● **Stated problem**
Return the records word for word. Any pictures in them are not part of the copy.

● **Dataset extract**
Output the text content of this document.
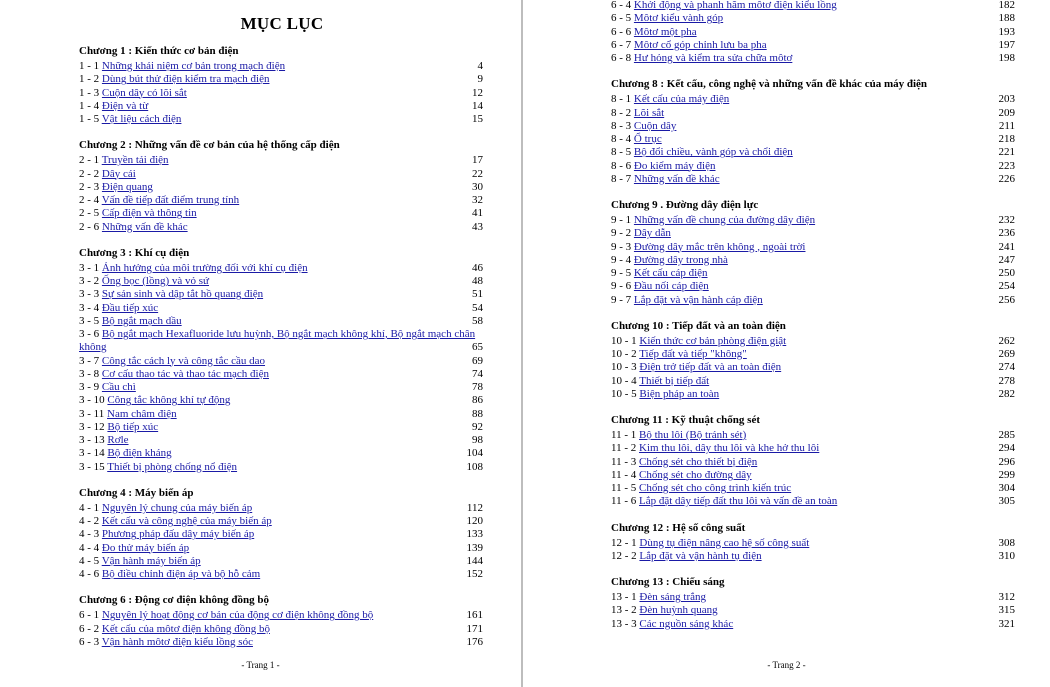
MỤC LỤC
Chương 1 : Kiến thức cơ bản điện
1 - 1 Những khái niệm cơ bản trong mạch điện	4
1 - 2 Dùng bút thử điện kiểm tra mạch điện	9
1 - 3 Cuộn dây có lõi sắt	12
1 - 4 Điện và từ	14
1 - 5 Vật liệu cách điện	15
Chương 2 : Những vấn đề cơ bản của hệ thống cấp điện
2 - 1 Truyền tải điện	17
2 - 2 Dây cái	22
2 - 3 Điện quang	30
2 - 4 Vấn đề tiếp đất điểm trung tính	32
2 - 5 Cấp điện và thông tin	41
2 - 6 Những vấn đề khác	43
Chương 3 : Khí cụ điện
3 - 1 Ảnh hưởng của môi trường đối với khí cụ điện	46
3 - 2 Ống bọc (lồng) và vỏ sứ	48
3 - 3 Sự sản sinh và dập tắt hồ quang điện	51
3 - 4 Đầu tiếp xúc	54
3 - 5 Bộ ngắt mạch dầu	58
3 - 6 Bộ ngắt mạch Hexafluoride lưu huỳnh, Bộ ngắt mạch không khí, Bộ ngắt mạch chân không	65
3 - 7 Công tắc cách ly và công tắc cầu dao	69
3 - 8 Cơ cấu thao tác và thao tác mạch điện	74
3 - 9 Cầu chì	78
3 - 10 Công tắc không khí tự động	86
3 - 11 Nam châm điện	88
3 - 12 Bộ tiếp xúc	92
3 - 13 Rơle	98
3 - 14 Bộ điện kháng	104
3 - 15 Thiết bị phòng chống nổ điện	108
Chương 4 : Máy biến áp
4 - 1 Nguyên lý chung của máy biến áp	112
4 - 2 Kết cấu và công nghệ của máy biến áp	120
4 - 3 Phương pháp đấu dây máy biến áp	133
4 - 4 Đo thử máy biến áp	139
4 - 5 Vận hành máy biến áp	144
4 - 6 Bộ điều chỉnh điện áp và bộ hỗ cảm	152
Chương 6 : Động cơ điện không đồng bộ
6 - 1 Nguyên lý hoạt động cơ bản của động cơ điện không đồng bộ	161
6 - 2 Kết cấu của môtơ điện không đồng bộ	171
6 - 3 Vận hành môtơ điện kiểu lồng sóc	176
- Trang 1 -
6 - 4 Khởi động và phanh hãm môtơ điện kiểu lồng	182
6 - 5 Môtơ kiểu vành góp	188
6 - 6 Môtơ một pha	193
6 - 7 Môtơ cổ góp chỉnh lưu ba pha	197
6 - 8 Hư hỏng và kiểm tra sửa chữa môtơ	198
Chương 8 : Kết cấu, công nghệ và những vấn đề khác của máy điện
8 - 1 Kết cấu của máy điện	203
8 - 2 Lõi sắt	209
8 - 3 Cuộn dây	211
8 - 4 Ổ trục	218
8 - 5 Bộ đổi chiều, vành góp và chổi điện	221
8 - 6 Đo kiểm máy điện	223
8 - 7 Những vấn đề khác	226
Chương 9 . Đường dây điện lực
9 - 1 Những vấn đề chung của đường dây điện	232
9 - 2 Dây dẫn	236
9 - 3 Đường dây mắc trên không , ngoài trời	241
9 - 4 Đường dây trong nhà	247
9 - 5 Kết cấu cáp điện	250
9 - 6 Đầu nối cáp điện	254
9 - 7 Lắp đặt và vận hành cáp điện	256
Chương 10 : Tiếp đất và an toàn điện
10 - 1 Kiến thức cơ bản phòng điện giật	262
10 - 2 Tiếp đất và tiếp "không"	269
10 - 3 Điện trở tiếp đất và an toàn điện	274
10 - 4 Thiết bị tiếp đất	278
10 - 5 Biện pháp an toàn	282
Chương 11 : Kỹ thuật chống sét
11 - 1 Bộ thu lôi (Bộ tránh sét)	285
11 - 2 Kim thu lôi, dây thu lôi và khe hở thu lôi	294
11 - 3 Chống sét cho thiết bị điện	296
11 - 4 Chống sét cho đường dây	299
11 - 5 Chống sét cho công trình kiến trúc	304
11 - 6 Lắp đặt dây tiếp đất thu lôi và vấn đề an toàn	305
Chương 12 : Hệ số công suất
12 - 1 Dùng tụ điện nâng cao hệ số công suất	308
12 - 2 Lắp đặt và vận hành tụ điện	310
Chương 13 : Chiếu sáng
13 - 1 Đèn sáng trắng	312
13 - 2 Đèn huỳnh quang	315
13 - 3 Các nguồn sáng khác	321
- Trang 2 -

● **Written solution**
Output the text content of this document.
MỤC LỤC
Chương 1 : Kiến thức cơ bản điện
1 - 1 Những khái niệm cơ bản trong mạch điện	4
1 - 2 Dùng bút thử điện kiểm tra mạch điện	9
1 - 3 Cuộn dây có lõi sắt	12
1 - 4 Điện và từ	14
1 - 5 Vật liệu cách điện	15
Chương 2 : Những vấn đề cơ bản của hệ thống cấp điện
2 - 1 Truyền tải điện	17
2 - 2 Dây cái	22
2 - 3 Điện quang	30
2 - 4 Vấn đề tiếp đất điểm trung tính	32
2 - 5 Cấp điện và thông tin	41
2 - 6 Những vấn đề khác	43
Chương 3 : Khí cụ điện
3 - 1 Ảnh hưởng của môi trường đối với khí cụ điện	46
3 - 2 Ống bọc (lồng) và vỏ sứ	48
3 - 3 Sự sản sinh và dập tắt hồ quang điện	51
3 - 4 Đầu tiếp xúc	54
3 - 5 Bộ ngắt mạch dầu	58
3 - 6 Bộ ngắt mạch Hexafluoride lưu huỳnh, Bộ ngắt mạch không khí, Bộ ngắt mạch chân không	65
3 - 7 Công tắc cách ly và công tắc cầu dao	69
3 - 8 Cơ cấu thao tác và thao tác mạch điện	74
3 - 9 Cầu chì	78
3 - 10 Công tắc không khí tự động	86
3 - 11 Nam châm điện	88
3 - 12 Bộ tiếp xúc	92
3 - 13 Rơle	98
3 - 14 Bộ điện kháng	104
3 - 15 Thiết bị phòng chống nổ điện	108
Chương 4 : Máy biến áp
4 - 1 Nguyên lý chung của máy biến áp	112
4 - 2 Kết cấu và công nghệ của máy biến áp	120
4 - 3 Phương pháp đấu dây máy biến áp	133
4 - 4 Đo thử máy biến áp	139
4 - 5 Vận hành máy biến áp	144
4 - 6 Bộ điều chỉnh điện áp và bộ hỗ cảm	152
Chương 6 : Động cơ điện không đồng bộ
6 - 1 Nguyên lý hoạt động cơ bản của động cơ điện không đồng bộ	161
6 - 2 Kết cấu của môtơ điện không đồng bộ	171
6 - 3 Vận hành môtơ điện kiểu lồng sóc	176
- Trang 1 -
6 - 4 Khởi động và phanh hãm môtơ điện kiểu lồng	182
6 - 5 Môtơ kiểu vành góp	188
6 - 6 Môtơ một pha	193
6 - 7 Môtơ cổ góp chỉnh lưu ba pha	197
6 - 8 Hư hỏng và kiểm tra sửa chữa môtơ	198
Chương 8 : Kết cấu, công nghệ và những vấn đề khác của máy điện
8 - 1 Kết cấu của máy điện	203
8 - 2 Lõi sắt	209
8 - 3 Cuộn dây	211
8 - 4 Ổ trục	218
8 - 5 Bộ đổi chiều, vành góp và chổi điện	221
8 - 6 Đo kiểm máy điện	223
8 - 7 Những vấn đề khác	226
Chương 9 . Đường dây điện lực
9 - 1 Những vấn đề chung của đường dây điện	232
9 - 2 Dây dẫn	236
9 - 3 Đường dây mắc trên không , ngoài trời	241
9 - 4 Đường dây trong nhà	247
9 - 5 Kết cấu cáp điện	250
9 - 6 Đầu nối cáp điện	254
9 - 7 Lắp đặt và vận hành cáp điện	256
Chương 10 : Tiếp đất và an toàn điện
10 - 1 Kiến thức cơ bản phòng điện giật	262
10 - 2 Tiếp đất và tiếp "không"	269
10 - 3 Điện trở tiếp đất và an toàn điện	274
10 - 4 Thiết bị tiếp đất	278
10 - 5 Biện pháp an toàn	282
Chương 11 : Kỹ thuật chống sét
11 - 1 Bộ thu lôi (Bộ tránh sét)	285
11 - 2 Kim thu lôi, dây thu lôi và khe hở thu lôi	294
11 - 3 Chống sét cho thiết bị điện	296
11 - 4 Chống sét cho đường dây	299
11 - 5 Chống sét cho công trình kiến trúc	304
11 - 6 Lắp đặt dây tiếp đất thu lôi và vấn đề an toàn	305
Chương 12 : Hệ số công suất
12 - 1 Dùng tụ điện nâng cao hệ số công suất	308
12 - 2 Lắp đặt và vận hành tụ điện	310
Chương 13 : Chiếu sáng
13 - 1 Đèn sáng trắng	312
13 - 2 Đèn huỳnh quang	315
13 - 3 Các nguồn sáng khác	321
- Trang 2 -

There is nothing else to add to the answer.